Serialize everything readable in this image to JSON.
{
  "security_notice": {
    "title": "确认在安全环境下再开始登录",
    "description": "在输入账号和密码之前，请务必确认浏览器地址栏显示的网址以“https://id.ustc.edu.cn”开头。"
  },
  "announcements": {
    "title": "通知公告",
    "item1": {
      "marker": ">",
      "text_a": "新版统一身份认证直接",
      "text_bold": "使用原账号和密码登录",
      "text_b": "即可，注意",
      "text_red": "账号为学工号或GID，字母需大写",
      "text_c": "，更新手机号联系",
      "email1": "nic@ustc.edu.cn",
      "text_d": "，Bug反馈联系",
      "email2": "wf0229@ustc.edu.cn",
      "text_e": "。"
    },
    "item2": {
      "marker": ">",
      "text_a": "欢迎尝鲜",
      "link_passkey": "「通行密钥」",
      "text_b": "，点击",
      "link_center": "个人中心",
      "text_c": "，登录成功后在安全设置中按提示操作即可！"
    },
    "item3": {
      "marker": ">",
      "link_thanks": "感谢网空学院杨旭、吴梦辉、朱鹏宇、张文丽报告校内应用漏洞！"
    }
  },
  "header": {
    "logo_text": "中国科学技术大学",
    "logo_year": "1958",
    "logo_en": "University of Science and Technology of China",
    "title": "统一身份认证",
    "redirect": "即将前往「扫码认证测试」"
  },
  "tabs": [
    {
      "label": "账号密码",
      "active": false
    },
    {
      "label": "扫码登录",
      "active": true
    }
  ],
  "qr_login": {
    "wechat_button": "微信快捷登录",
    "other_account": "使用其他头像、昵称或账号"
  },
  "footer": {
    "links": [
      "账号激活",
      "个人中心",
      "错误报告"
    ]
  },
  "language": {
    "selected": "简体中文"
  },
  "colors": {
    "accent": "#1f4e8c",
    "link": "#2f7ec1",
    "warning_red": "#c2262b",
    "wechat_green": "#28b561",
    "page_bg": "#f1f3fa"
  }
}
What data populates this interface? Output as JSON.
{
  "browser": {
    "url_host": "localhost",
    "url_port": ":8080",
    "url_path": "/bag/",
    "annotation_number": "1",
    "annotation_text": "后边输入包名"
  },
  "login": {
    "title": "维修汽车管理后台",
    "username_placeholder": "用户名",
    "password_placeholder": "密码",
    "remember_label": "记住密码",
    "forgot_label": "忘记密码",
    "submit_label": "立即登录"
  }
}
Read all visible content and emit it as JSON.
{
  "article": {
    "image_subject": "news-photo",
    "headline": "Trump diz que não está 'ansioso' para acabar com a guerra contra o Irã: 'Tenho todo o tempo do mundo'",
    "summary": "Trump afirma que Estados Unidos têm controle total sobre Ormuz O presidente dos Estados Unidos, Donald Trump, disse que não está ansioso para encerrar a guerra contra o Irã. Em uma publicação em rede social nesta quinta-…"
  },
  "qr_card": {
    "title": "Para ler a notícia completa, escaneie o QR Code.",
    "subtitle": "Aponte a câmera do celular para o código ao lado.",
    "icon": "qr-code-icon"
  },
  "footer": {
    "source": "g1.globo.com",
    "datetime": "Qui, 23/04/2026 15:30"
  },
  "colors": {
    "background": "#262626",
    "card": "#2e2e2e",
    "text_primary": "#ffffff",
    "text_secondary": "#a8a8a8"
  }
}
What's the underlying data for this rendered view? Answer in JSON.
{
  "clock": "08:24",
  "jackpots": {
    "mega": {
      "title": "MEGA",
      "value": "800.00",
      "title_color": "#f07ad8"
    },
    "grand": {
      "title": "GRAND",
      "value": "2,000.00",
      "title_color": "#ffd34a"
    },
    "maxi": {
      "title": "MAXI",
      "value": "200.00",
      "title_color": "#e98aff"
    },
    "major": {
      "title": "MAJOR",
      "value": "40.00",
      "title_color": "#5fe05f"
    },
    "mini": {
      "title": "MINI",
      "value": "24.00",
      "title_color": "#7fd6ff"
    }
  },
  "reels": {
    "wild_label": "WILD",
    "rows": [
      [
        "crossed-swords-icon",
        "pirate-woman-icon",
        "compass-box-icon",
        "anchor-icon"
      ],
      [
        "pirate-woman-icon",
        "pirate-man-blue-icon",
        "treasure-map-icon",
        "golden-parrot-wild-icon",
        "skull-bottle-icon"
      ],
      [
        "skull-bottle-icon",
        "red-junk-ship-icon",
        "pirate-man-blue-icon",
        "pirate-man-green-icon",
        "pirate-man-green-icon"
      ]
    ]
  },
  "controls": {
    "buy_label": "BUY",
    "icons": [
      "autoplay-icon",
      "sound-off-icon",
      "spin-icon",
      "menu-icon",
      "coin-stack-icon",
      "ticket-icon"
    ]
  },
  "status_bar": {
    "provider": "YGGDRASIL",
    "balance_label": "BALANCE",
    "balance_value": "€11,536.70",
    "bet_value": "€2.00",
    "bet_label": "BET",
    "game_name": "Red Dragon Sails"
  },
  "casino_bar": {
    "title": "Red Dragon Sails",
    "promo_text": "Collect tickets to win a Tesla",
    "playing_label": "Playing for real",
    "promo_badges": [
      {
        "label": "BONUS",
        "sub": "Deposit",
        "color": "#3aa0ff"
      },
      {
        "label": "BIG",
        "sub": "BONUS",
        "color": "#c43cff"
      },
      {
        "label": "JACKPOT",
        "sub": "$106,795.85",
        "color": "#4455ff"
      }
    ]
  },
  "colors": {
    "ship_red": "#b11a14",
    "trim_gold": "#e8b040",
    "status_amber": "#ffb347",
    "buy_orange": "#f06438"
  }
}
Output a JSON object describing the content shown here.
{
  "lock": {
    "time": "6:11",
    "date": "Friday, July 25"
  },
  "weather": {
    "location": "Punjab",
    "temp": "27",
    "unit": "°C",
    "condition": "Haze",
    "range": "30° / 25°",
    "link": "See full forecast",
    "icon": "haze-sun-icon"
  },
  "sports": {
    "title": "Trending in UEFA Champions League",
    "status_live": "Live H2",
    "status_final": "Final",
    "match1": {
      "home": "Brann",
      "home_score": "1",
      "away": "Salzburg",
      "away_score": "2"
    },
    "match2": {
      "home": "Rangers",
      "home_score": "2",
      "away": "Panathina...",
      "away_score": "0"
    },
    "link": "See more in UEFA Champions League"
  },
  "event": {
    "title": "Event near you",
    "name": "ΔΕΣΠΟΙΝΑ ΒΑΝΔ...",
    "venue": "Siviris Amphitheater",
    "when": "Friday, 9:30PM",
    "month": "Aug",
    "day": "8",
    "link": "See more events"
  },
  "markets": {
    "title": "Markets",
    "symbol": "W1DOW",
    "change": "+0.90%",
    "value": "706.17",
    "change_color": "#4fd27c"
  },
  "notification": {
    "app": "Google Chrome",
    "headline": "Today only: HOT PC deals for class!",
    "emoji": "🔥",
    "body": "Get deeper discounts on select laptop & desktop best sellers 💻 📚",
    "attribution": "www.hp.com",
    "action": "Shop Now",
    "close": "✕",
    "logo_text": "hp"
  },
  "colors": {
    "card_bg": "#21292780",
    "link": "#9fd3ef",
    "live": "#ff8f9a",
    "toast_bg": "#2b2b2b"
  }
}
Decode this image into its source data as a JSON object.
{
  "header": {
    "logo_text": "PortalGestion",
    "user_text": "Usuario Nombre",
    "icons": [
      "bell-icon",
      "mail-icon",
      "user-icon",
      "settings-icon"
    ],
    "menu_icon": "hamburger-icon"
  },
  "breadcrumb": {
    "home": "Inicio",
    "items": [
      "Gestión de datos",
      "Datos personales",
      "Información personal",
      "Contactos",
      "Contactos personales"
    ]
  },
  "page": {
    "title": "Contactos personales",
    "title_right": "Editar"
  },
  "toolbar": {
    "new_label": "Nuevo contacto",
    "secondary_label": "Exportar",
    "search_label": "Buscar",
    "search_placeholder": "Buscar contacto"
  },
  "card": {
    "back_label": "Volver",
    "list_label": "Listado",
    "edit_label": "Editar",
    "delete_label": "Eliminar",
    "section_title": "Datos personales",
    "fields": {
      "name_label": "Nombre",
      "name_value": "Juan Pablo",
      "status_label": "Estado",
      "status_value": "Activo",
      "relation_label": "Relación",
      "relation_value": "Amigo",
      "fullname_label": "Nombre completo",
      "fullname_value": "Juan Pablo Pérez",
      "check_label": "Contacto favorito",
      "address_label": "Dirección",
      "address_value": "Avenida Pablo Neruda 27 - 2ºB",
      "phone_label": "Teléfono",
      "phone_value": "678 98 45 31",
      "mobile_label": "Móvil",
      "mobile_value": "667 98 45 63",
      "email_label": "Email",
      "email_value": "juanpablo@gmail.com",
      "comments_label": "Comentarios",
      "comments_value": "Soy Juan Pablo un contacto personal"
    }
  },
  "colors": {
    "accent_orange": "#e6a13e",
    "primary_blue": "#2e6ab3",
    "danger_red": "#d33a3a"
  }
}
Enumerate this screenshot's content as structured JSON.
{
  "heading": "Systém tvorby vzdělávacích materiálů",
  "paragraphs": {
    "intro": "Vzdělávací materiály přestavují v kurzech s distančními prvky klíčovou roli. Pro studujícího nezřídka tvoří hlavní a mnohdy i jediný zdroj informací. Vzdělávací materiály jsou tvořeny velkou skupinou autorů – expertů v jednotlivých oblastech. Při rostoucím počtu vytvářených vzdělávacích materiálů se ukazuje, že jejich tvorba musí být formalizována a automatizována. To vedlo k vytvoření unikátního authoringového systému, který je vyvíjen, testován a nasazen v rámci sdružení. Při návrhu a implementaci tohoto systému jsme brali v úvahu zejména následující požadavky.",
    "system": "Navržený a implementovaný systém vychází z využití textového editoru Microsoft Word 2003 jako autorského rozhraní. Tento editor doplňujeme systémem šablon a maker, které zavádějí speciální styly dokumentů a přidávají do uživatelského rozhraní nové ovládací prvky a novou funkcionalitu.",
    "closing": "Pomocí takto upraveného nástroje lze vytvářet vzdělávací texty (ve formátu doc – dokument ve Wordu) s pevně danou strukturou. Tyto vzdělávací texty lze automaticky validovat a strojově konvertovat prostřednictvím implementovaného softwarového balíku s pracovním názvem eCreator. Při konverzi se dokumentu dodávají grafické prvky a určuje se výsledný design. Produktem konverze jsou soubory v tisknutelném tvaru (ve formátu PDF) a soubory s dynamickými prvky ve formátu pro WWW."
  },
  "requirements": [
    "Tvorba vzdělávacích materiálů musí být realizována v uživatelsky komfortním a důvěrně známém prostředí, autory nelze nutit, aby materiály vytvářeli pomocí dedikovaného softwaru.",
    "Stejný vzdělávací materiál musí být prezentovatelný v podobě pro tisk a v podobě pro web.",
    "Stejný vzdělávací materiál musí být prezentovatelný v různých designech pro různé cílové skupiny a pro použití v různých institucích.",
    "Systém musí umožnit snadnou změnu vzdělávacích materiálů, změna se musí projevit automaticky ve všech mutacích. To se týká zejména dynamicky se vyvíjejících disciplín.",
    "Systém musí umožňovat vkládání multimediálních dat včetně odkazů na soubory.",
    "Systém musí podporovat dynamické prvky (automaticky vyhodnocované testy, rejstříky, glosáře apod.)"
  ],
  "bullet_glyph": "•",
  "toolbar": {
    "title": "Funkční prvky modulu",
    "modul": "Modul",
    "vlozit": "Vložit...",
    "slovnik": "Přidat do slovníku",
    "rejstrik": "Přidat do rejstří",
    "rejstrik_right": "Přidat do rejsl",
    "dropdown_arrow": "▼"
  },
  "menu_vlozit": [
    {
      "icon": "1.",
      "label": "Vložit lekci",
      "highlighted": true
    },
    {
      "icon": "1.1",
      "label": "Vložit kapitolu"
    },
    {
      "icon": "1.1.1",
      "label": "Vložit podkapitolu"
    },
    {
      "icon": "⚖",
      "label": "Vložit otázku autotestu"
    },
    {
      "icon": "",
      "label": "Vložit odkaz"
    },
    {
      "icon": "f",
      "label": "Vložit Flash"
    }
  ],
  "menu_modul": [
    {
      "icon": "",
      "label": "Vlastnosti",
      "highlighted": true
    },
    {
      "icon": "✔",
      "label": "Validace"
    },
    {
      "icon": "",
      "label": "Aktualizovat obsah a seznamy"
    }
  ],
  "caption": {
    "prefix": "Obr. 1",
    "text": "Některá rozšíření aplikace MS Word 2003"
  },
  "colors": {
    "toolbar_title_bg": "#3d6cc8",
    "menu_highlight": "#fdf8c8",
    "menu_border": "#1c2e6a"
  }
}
________________
*Short problem*: Check each line of the records for the string "está" and state how many lines contain it. Give only the number.

*Output of the task*: 2